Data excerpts

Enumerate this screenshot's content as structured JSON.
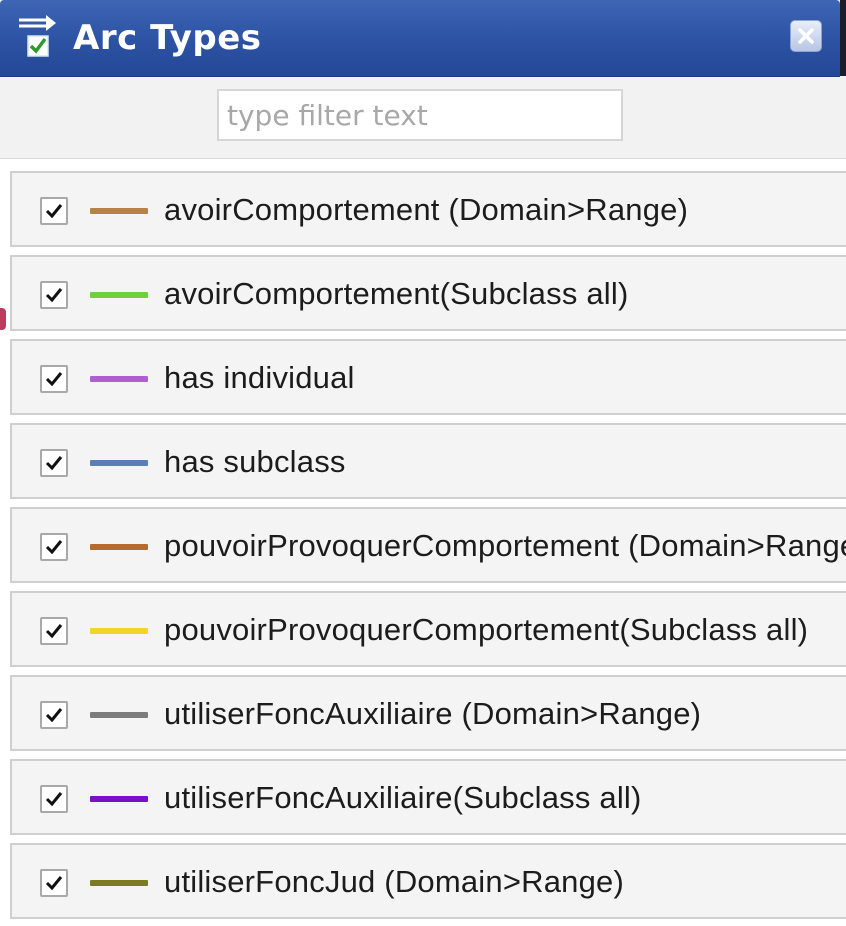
{
  "window": {
    "title": "Arc Types",
    "title_icon": "filter-checklist-icon",
    "close_icon": "close-icon"
  },
  "filter": {
    "placeholder": "type filter text",
    "value": ""
  },
  "arc_types": {
    "items": [
      {
        "label": "avoirComportement (Domain>Range)",
        "color": "#b58445",
        "checked": true
      },
      {
        "label": "avoirComportement(Subclass all)",
        "color": "#6fcf3c",
        "checked": true
      },
      {
        "label": "has individual",
        "color": "#b05fd2",
        "checked": true
      },
      {
        "label": "has subclass",
        "color": "#5c7fb3",
        "checked": true
      },
      {
        "label": "pouvoirProvoquerComportement (Domain>Range)",
        "color": "#b86a2c",
        "checked": true
      },
      {
        "label": "pouvoirProvoquerComportement(Subclass all)",
        "color": "#f0d629",
        "checked": true
      },
      {
        "label": "utiliserFoncAuxiliaire (Domain>Range)",
        "color": "#7c7c7c",
        "checked": true
      },
      {
        "label": "utiliserFoncAuxiliaire(Subclass all)",
        "color": "#7a0fc9",
        "checked": true
      },
      {
        "label": "utiliserFoncJud (Domain>Range)",
        "color": "#7e7a1f",
        "checked": true
      }
    ]
  }
}
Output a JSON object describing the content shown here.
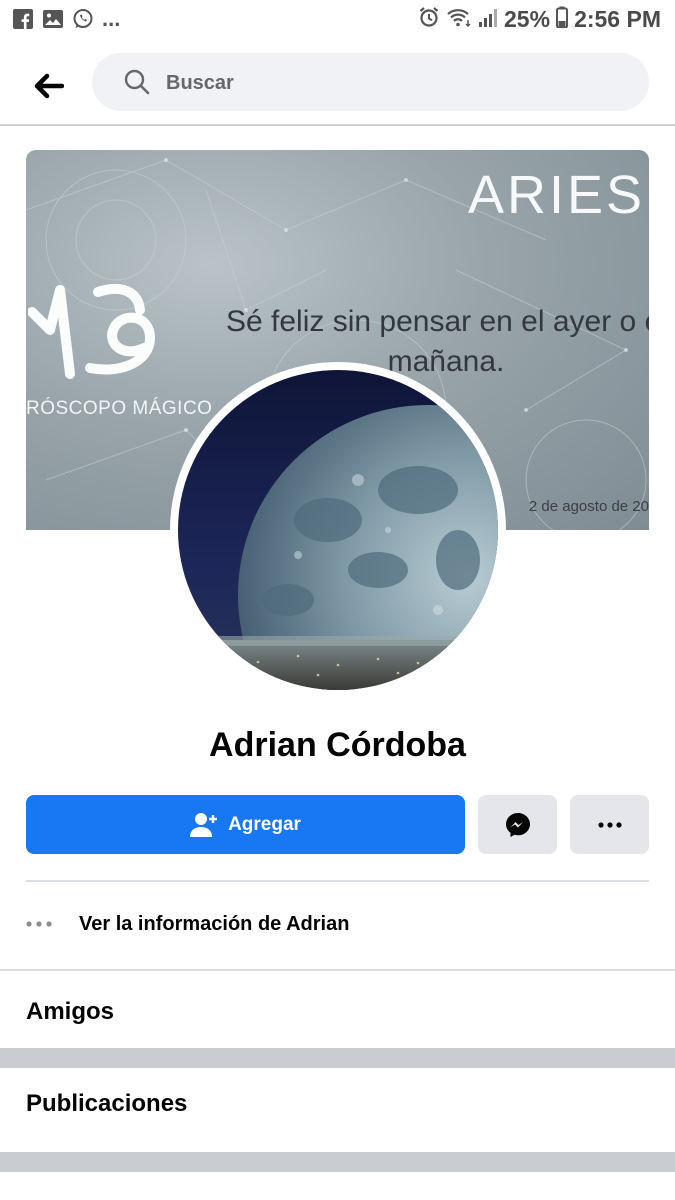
{
  "status_bar": {
    "battery": "25%",
    "time": "2:56 PM",
    "left_icons": [
      "facebook-icon",
      "gallery-icon",
      "whatsapp-icon"
    ],
    "more": "..."
  },
  "search": {
    "placeholder": "Buscar",
    "value": ""
  },
  "cover": {
    "title": "ARIES",
    "quote_line1": "Sé feliz sin pensar en el ayer o el",
    "quote_line2": "mañana.",
    "brand": "RÓSCOPO MÁGICO",
    "date": "2 de agosto de 20"
  },
  "profile": {
    "name": "Adrian Córdoba"
  },
  "actions": {
    "add_label": "Agregar"
  },
  "info": {
    "label": "Ver la información de Adrian"
  },
  "sections": {
    "friends": "Amigos",
    "posts": "Publicaciones"
  },
  "colors": {
    "primary": "#1877f2",
    "grey_button": "#e4e6eb",
    "search_bg": "#f0f2f5"
  }
}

** What you need to do **
Give an exact copy of the material, leaving out every picture.

** Final result **
Enumerate this screenshot's content as structured JSON.
{
  "window": {
    "title": "Arc Types",
    "title_icon": "filter-checklist-icon",
    "close_icon": "close-icon"
  },
  "filter": {
    "placeholder": "type filter text",
    "value": ""
  },
  "arc_types": {
    "items": [
      {
        "label": "avoirComportement (Domain>Range)",
        "color": "#b58445",
        "checked": true
      },
      {
        "label": "avoirComportement(Subclass all)",
        "color": "#6fcf3c",
        "checked": true
      },
      {
        "label": "has individual",
        "color": "#b05fd2",
        "checked": true
      },
      {
        "label": "has subclass",
        "color": "#5c7fb3",
        "checked": true
      },
      {
        "label": "pouvoirProvoquerComportement (Domain>Range)",
        "color": "#b86a2c",
        "checked": true
      },
      {
        "label": "pouvoirProvoquerComportement(Subclass all)",
        "color": "#f0d629",
        "checked": true
      },
      {
        "label": "utiliserFoncAuxiliaire (Domain>Range)",
        "color": "#7c7c7c",
        "checked": true
      },
      {
        "label": "utiliserFoncAuxiliaire(Subclass all)",
        "color": "#7a0fc9",
        "checked": true
      },
      {
        "label": "utiliserFoncJud (Domain>Range)",
        "color": "#7e7a1f",
        "checked": true
      }
    ]
  }
}
Output a JSON object describing the content shown here.
{
  "status_bar": {
    "battery": "25%",
    "time": "2:56 PM",
    "left_icons": [
      "facebook-icon",
      "gallery-icon",
      "whatsapp-icon"
    ],
    "more": "..."
  },
  "search": {
    "placeholder": "Buscar",
    "value": ""
  },
  "cover": {
    "title": "ARIES",
    "quote_line1": "Sé feliz sin pensar en el ayer o el",
    "quote_line2": "mañana.",
    "brand": "RÓSCOPO MÁGICO",
    "date": "2 de agosto de 20"
  },
  "profile": {
    "name": "Adrian Córdoba"
  },
  "actions": {
    "add_label": "Agregar"
  },
  "info": {
    "label": "Ver la información de Adrian"
  },
  "sections": {
    "friends": "Amigos",
    "posts": "Publicaciones"
  },
  "colors": {
    "primary": "#1877f2",
    "grey_button": "#e4e6eb",
    "search_bg": "#f0f2f5"
  }
}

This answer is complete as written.